Task:
Give only the number of lines that contain the word "like".

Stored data
········

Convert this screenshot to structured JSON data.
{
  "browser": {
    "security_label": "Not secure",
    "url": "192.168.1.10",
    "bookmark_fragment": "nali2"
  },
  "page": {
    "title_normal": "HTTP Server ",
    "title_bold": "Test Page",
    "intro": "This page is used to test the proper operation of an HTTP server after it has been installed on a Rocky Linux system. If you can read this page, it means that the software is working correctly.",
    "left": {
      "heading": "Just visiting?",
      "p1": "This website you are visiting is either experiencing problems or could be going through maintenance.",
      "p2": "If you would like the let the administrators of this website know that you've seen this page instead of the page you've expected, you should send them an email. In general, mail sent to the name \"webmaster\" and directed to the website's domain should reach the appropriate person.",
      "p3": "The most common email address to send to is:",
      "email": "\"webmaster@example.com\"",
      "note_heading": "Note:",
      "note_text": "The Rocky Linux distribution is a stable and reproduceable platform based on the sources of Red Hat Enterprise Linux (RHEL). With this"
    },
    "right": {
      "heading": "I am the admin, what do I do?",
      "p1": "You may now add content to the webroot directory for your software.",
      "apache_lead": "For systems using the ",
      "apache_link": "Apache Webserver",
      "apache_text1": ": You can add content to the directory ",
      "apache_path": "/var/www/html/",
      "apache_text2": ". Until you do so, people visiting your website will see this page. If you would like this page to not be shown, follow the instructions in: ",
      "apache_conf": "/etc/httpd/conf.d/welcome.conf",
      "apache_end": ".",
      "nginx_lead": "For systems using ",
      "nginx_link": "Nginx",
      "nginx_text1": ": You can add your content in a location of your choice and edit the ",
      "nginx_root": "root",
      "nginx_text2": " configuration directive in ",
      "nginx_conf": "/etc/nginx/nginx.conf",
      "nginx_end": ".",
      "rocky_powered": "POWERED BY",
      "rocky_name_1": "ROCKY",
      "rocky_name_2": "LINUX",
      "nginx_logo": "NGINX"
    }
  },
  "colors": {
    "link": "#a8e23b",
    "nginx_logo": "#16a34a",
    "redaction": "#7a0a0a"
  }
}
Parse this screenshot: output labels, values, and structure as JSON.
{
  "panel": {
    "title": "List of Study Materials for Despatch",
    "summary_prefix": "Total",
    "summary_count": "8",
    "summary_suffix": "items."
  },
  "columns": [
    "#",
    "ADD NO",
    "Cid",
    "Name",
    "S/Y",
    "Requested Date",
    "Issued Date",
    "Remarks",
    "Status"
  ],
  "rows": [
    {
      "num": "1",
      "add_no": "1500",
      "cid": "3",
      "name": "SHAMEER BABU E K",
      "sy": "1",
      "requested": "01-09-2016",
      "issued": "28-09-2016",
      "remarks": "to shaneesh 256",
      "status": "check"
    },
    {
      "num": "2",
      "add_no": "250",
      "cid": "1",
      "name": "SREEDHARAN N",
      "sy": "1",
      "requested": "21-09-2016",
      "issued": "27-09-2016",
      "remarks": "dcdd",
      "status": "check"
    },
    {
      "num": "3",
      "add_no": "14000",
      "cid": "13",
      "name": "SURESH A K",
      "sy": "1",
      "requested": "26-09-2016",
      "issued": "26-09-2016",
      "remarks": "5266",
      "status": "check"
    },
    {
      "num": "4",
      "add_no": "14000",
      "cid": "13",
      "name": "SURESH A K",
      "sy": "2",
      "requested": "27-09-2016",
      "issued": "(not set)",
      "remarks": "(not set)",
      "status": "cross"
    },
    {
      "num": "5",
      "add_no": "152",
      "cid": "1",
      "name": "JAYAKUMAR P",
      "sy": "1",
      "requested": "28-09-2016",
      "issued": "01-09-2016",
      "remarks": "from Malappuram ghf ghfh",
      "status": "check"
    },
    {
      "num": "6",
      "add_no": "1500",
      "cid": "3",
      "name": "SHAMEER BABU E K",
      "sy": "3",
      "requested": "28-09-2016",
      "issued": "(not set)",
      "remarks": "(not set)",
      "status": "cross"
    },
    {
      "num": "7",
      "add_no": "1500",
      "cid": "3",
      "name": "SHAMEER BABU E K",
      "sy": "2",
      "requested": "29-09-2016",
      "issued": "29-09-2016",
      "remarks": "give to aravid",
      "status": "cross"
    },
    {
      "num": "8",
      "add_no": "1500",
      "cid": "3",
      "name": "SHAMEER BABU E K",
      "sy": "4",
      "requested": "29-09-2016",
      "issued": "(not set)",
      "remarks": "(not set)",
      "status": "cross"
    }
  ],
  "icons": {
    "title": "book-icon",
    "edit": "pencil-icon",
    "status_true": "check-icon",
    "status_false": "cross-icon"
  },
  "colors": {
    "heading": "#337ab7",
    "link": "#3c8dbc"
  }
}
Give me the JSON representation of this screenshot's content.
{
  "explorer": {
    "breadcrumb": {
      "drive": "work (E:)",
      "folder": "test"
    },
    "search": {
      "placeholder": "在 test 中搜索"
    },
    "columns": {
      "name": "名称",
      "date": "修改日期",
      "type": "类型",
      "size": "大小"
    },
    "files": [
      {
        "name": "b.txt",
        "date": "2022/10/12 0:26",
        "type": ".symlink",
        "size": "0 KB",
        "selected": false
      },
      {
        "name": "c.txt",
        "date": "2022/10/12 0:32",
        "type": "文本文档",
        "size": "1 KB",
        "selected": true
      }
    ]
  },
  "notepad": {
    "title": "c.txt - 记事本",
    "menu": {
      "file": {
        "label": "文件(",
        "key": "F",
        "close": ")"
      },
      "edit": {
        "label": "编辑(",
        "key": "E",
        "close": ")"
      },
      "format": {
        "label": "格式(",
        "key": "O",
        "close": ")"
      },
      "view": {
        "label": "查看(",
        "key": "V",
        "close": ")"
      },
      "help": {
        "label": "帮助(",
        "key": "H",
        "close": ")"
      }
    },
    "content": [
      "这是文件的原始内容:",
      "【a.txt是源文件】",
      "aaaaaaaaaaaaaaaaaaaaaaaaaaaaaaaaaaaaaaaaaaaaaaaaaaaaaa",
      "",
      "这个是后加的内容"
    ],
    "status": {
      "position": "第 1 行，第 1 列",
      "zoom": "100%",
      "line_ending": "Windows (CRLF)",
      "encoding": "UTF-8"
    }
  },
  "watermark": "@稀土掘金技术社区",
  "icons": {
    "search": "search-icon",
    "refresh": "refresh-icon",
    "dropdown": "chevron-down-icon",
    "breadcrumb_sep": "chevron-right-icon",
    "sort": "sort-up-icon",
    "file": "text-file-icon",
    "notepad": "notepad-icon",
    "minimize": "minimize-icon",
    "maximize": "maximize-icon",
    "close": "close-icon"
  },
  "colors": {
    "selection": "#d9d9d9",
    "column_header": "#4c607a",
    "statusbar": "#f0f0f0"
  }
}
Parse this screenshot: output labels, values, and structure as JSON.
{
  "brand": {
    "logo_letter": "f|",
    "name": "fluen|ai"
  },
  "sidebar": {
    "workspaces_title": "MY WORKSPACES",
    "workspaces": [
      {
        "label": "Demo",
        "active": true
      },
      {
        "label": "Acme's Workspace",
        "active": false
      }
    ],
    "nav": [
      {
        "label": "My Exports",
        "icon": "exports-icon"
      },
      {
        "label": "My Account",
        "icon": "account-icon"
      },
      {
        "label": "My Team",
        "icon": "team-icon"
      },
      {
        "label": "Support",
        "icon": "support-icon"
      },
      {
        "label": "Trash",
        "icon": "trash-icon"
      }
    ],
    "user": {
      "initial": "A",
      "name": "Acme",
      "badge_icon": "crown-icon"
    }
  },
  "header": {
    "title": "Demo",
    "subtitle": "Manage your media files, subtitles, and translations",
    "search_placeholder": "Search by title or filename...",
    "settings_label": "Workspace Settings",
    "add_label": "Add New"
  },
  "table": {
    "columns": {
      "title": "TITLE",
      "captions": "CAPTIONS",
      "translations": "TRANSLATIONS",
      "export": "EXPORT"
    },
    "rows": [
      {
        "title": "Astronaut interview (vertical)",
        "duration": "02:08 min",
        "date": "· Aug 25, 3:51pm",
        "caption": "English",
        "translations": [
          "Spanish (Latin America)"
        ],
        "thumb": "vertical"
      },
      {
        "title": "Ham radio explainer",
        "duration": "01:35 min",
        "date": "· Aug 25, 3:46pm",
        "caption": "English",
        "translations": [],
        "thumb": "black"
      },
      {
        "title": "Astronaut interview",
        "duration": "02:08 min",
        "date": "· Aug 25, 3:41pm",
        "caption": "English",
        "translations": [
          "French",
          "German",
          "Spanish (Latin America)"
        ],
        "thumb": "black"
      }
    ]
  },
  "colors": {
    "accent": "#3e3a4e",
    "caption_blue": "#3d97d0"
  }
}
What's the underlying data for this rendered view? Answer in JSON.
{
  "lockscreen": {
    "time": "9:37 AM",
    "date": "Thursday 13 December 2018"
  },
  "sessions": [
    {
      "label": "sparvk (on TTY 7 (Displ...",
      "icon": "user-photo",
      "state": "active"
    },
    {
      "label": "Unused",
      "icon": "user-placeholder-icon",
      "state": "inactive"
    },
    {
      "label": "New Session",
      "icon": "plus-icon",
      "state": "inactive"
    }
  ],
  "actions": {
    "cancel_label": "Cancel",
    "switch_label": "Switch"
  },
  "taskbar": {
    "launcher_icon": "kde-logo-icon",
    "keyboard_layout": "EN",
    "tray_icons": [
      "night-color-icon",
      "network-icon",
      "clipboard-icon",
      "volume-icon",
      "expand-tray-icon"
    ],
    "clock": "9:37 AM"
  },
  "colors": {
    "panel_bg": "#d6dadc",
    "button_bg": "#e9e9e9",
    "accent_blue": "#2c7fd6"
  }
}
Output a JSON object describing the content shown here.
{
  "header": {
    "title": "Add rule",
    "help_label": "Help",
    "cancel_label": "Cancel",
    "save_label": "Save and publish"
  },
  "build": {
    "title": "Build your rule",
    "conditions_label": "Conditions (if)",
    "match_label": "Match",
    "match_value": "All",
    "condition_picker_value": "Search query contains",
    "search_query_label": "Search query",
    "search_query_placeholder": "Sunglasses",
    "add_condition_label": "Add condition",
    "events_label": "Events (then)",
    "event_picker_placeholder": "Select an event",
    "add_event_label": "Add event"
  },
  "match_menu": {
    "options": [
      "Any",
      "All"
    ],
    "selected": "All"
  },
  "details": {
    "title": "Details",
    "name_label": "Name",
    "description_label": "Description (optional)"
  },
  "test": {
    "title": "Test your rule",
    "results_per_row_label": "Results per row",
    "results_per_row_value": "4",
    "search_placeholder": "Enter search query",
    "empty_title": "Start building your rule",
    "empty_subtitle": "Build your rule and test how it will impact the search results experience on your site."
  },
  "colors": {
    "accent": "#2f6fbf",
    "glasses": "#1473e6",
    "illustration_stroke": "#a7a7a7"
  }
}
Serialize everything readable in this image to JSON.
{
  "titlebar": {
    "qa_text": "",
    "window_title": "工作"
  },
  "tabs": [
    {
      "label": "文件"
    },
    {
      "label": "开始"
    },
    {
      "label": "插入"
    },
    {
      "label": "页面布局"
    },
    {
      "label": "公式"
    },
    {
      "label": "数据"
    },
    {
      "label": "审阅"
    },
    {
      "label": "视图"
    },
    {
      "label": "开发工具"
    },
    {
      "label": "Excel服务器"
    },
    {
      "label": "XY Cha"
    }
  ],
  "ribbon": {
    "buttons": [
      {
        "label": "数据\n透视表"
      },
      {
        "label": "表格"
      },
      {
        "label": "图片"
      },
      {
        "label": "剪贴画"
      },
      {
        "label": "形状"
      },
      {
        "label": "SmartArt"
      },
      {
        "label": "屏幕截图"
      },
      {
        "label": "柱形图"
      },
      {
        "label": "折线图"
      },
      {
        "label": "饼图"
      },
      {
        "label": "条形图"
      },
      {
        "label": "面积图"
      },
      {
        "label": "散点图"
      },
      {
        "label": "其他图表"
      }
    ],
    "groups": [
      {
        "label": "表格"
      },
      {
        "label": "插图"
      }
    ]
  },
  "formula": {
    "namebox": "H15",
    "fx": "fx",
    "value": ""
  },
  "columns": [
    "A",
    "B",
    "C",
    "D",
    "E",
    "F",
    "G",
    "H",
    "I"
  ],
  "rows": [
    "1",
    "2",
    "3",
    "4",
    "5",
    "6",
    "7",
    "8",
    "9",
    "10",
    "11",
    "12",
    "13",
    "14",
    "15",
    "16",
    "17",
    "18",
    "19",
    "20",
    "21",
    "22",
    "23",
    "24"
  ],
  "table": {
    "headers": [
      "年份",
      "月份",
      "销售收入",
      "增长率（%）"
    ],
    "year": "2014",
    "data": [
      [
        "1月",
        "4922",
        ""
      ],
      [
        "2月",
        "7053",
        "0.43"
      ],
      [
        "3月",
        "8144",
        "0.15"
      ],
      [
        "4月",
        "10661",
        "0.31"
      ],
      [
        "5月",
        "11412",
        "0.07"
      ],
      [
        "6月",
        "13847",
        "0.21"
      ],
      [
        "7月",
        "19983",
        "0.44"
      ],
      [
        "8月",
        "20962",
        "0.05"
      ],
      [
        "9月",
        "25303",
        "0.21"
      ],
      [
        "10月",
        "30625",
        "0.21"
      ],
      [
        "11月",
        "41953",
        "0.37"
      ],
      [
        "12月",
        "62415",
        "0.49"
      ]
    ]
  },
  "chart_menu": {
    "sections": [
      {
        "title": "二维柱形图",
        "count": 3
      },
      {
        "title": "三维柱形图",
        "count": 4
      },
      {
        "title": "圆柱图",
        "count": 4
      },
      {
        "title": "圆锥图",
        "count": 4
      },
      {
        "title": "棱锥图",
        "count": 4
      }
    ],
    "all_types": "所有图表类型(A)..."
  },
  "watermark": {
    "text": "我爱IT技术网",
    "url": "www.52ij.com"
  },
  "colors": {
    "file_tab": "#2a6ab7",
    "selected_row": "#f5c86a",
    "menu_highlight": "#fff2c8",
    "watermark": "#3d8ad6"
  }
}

········

Answer to the problem:
2